Items from a figure collection
·····

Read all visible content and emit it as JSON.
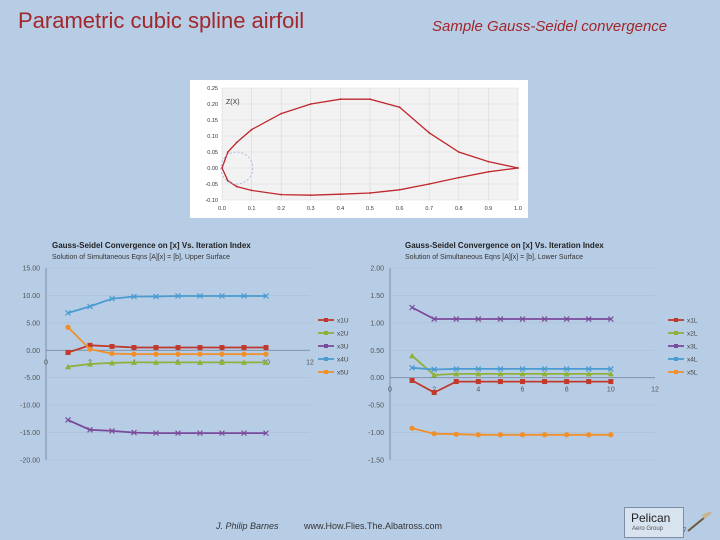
{
  "slide": {
    "title": "Parametric cubic spline airfoil",
    "subtitle": "Sample Gauss-Seidel convergence",
    "author": "J. Philip Barnes",
    "url": "www.How.Flies.The.Albatross.com",
    "logo_name": "Pelican",
    "logo_sub": "Aero Group",
    "page_number": "7"
  },
  "colors": {
    "background": "#b7cde6",
    "title": "#a2262a",
    "series_1": "#c0392b",
    "series_2": "#8fb03a",
    "series_3": "#7b4b9b",
    "series_4": "#4a9bd0",
    "series_5": "#f0902a",
    "airfoil": "#c0282d",
    "grid": "#d9d9d9"
  },
  "chart_data": [
    {
      "type": "line",
      "title": "Z(X)",
      "xlabel": "",
      "ylabel": "",
      "xlim": [
        0.0,
        1.0
      ],
      "ylim": [
        -0.1,
        0.25
      ],
      "x_ticks": [
        "0.0",
        "0.1",
        "0.2",
        "0.3",
        "0.4",
        "0.5",
        "0.6",
        "0.7",
        "0.8",
        "0.9",
        "1.0"
      ],
      "y_ticks": [
        "0.25",
        "0.20",
        "0.15",
        "0.10",
        "0.05",
        "0.00",
        "-0.05",
        "-0.10"
      ],
      "grid": true,
      "series": [
        {
          "x": [
            1.0,
            0.9,
            0.8,
            0.7,
            0.6,
            0.5,
            0.4,
            0.3,
            0.2,
            0.1,
            0.05,
            0.02,
            0.0,
            0.02,
            0.05,
            0.1,
            0.2,
            0.3,
            0.4,
            0.5,
            0.6,
            0.7,
            0.8,
            0.9,
            1.0
          ],
          "y": [
            0.0,
            0.02,
            0.05,
            0.11,
            0.19,
            0.215,
            0.215,
            0.2,
            0.17,
            0.12,
            0.08,
            0.05,
            0.0,
            -0.04,
            -0.058,
            -0.07,
            -0.083,
            -0.085,
            -0.082,
            -0.078,
            -0.068,
            -0.05,
            -0.03,
            -0.012,
            0.0
          ]
        }
      ],
      "annotation": "leading-edge circle"
    },
    {
      "type": "line",
      "title": "Gauss-Seidel Convergence on [x] Vs. Iteration Index",
      "subtitle": "Solution of Simultaneous Eqns [A][x] = [b], Upper Surface",
      "xlabel": "",
      "ylabel": "",
      "xlim": [
        0,
        12
      ],
      "ylim": [
        -20,
        15
      ],
      "x_ticks": [
        "0",
        "2",
        "4",
        "6",
        "8",
        "10",
        "12"
      ],
      "y_ticks": [
        "15.00",
        "10.00",
        "5.00",
        "0.00",
        "-5.00",
        "-10.00",
        "-15.00",
        "-20.00"
      ],
      "legend_position": "right",
      "categories": [
        1,
        2,
        3,
        4,
        5,
        6,
        7,
        8,
        9,
        10
      ],
      "series": [
        {
          "name": "x1U",
          "values": [
            -0.4,
            0.9,
            0.7,
            0.5,
            0.5,
            0.5,
            0.5,
            0.5,
            0.5,
            0.5
          ]
        },
        {
          "name": "x2U",
          "values": [
            -3.0,
            -2.5,
            -2.3,
            -2.2,
            -2.2,
            -2.2,
            -2.2,
            -2.2,
            -2.2,
            -2.2
          ]
        },
        {
          "name": "x3U",
          "values": [
            -12.7,
            -14.5,
            -14.7,
            -15.0,
            -15.1,
            -15.1,
            -15.1,
            -15.1,
            -15.1,
            -15.1
          ]
        },
        {
          "name": "x4U",
          "values": [
            6.8,
            8.0,
            9.4,
            9.8,
            9.8,
            9.9,
            9.9,
            9.9,
            9.9,
            9.9
          ]
        },
        {
          "name": "x5U",
          "values": [
            4.2,
            0.2,
            -0.6,
            -0.7,
            -0.7,
            -0.7,
            -0.7,
            -0.7,
            -0.7,
            -0.7
          ]
        }
      ]
    },
    {
      "type": "line",
      "title": "Gauss-Seidel Convergence on [x] Vs. Iteration Index",
      "subtitle": "Solution of Simultaneous Eqns [A][x] = [b], Lower Surface",
      "xlabel": "",
      "ylabel": "",
      "xlim": [
        0,
        12
      ],
      "ylim": [
        -1.5,
        2.0
      ],
      "x_ticks": [
        "0",
        "2",
        "4",
        "6",
        "8",
        "10",
        "12"
      ],
      "y_ticks": [
        "2.00",
        "1.50",
        "1.00",
        "0.50",
        "0.00",
        "-0.50",
        "-1.00",
        "-1.50"
      ],
      "legend_position": "right",
      "categories": [
        1,
        2,
        3,
        4,
        5,
        6,
        7,
        8,
        9,
        10
      ],
      "series": [
        {
          "name": "x1L",
          "values": [
            -0.05,
            -0.27,
            -0.07,
            -0.07,
            -0.07,
            -0.07,
            -0.07,
            -0.07,
            -0.07,
            -0.07
          ]
        },
        {
          "name": "x2L",
          "values": [
            0.4,
            0.05,
            0.07,
            0.07,
            0.07,
            0.07,
            0.07,
            0.07,
            0.07,
            0.07
          ]
        },
        {
          "name": "x3L",
          "values": [
            1.28,
            1.07,
            1.07,
            1.07,
            1.07,
            1.07,
            1.07,
            1.07,
            1.07,
            1.07
          ]
        },
        {
          "name": "x4L",
          "values": [
            0.18,
            0.15,
            0.16,
            0.16,
            0.16,
            0.16,
            0.16,
            0.16,
            0.16,
            0.16
          ]
        },
        {
          "name": "x5L",
          "values": [
            -0.92,
            -1.02,
            -1.03,
            -1.04,
            -1.04,
            -1.04,
            -1.04,
            -1.04,
            -1.04,
            -1.04
          ]
        }
      ]
    }
  ]
}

·····

**Directions**. Repeat the data exactly, dropping every picture it holds.

**Finished answer**.
Read all visible content and emit it as JSON.
{
  "slide": {
    "title": "Parametric cubic spline airfoil",
    "subtitle": "Sample Gauss-Seidel convergence",
    "author": "J. Philip Barnes",
    "url": "www.How.Flies.The.Albatross.com",
    "logo_name": "Pelican",
    "logo_sub": "Aero Group",
    "page_number": "7"
  },
  "colors": {
    "background": "#b7cde6",
    "title": "#a2262a",
    "series_1": "#c0392b",
    "series_2": "#8fb03a",
    "series_3": "#7b4b9b",
    "series_4": "#4a9bd0",
    "series_5": "#f0902a",
    "airfoil": "#c0282d",
    "grid": "#d9d9d9"
  },
  "chart_data": [
    {
      "type": "line",
      "title": "Z(X)",
      "xlabel": "",
      "ylabel": "",
      "xlim": [
        0.0,
        1.0
      ],
      "ylim": [
        -0.1,
        0.25
      ],
      "x_ticks": [
        "0.0",
        "0.1",
        "0.2",
        "0.3",
        "0.4",
        "0.5",
        "0.6",
        "0.7",
        "0.8",
        "0.9",
        "1.0"
      ],
      "y_ticks": [
        "0.25",
        "0.20",
        "0.15",
        "0.10",
        "0.05",
        "0.00",
        "-0.05",
        "-0.10"
      ],
      "grid": true,
      "series": [
        {
          "x": [
            1.0,
            0.9,
            0.8,
            0.7,
            0.6,
            0.5,
            0.4,
            0.3,
            0.2,
            0.1,
            0.05,
            0.02,
            0.0,
            0.02,
            0.05,
            0.1,
            0.2,
            0.3,
            0.4,
            0.5,
            0.6,
            0.7,
            0.8,
            0.9,
            1.0
          ],
          "y": [
            0.0,
            0.02,
            0.05,
            0.11,
            0.19,
            0.215,
            0.215,
            0.2,
            0.17,
            0.12,
            0.08,
            0.05,
            0.0,
            -0.04,
            -0.058,
            -0.07,
            -0.083,
            -0.085,
            -0.082,
            -0.078,
            -0.068,
            -0.05,
            -0.03,
            -0.012,
            0.0
          ]
        }
      ],
      "annotation": "leading-edge circle"
    },
    {
      "type": "line",
      "title": "Gauss-Seidel Convergence on [x] Vs. Iteration Index",
      "subtitle": "Solution of Simultaneous Eqns [A][x] = [b], Upper Surface",
      "xlabel": "",
      "ylabel": "",
      "xlim": [
        0,
        12
      ],
      "ylim": [
        -20,
        15
      ],
      "x_ticks": [
        "0",
        "2",
        "4",
        "6",
        "8",
        "10",
        "12"
      ],
      "y_ticks": [
        "15.00",
        "10.00",
        "5.00",
        "0.00",
        "-5.00",
        "-10.00",
        "-15.00",
        "-20.00"
      ],
      "legend_position": "right",
      "categories": [
        1,
        2,
        3,
        4,
        5,
        6,
        7,
        8,
        9,
        10
      ],
      "series": [
        {
          "name": "x1U",
          "values": [
            -0.4,
            0.9,
            0.7,
            0.5,
            0.5,
            0.5,
            0.5,
            0.5,
            0.5,
            0.5
          ]
        },
        {
          "name": "x2U",
          "values": [
            -3.0,
            -2.5,
            -2.3,
            -2.2,
            -2.2,
            -2.2,
            -2.2,
            -2.2,
            -2.2,
            -2.2
          ]
        },
        {
          "name": "x3U",
          "values": [
            -12.7,
            -14.5,
            -14.7,
            -15.0,
            -15.1,
            -15.1,
            -15.1,
            -15.1,
            -15.1,
            -15.1
          ]
        },
        {
          "name": "x4U",
          "values": [
            6.8,
            8.0,
            9.4,
            9.8,
            9.8,
            9.9,
            9.9,
            9.9,
            9.9,
            9.9
          ]
        },
        {
          "name": "x5U",
          "values": [
            4.2,
            0.2,
            -0.6,
            -0.7,
            -0.7,
            -0.7,
            -0.7,
            -0.7,
            -0.7,
            -0.7
          ]
        }
      ]
    },
    {
      "type": "line",
      "title": "Gauss-Seidel Convergence on [x] Vs. Iteration Index",
      "subtitle": "Solution of Simultaneous Eqns [A][x] = [b], Lower Surface",
      "xlabel": "",
      "ylabel": "",
      "xlim": [
        0,
        12
      ],
      "ylim": [
        -1.5,
        2.0
      ],
      "x_ticks": [
        "0",
        "2",
        "4",
        "6",
        "8",
        "10",
        "12"
      ],
      "y_ticks": [
        "2.00",
        "1.50",
        "1.00",
        "0.50",
        "0.00",
        "-0.50",
        "-1.00",
        "-1.50"
      ],
      "legend_position": "right",
      "categories": [
        1,
        2,
        3,
        4,
        5,
        6,
        7,
        8,
        9,
        10
      ],
      "series": [
        {
          "name": "x1L",
          "values": [
            -0.05,
            -0.27,
            -0.07,
            -0.07,
            -0.07,
            -0.07,
            -0.07,
            -0.07,
            -0.07,
            -0.07
          ]
        },
        {
          "name": "x2L",
          "values": [
            0.4,
            0.05,
            0.07,
            0.07,
            0.07,
            0.07,
            0.07,
            0.07,
            0.07,
            0.07
          ]
        },
        {
          "name": "x3L",
          "values": [
            1.28,
            1.07,
            1.07,
            1.07,
            1.07,
            1.07,
            1.07,
            1.07,
            1.07,
            1.07
          ]
        },
        {
          "name": "x4L",
          "values": [
            0.18,
            0.15,
            0.16,
            0.16,
            0.16,
            0.16,
            0.16,
            0.16,
            0.16,
            0.16
          ]
        },
        {
          "name": "x5L",
          "values": [
            -0.92,
            -1.02,
            -1.03,
            -1.04,
            -1.04,
            -1.04,
            -1.04,
            -1.04,
            -1.04,
            -1.04
          ]
        }
      ]
    }
  ]
}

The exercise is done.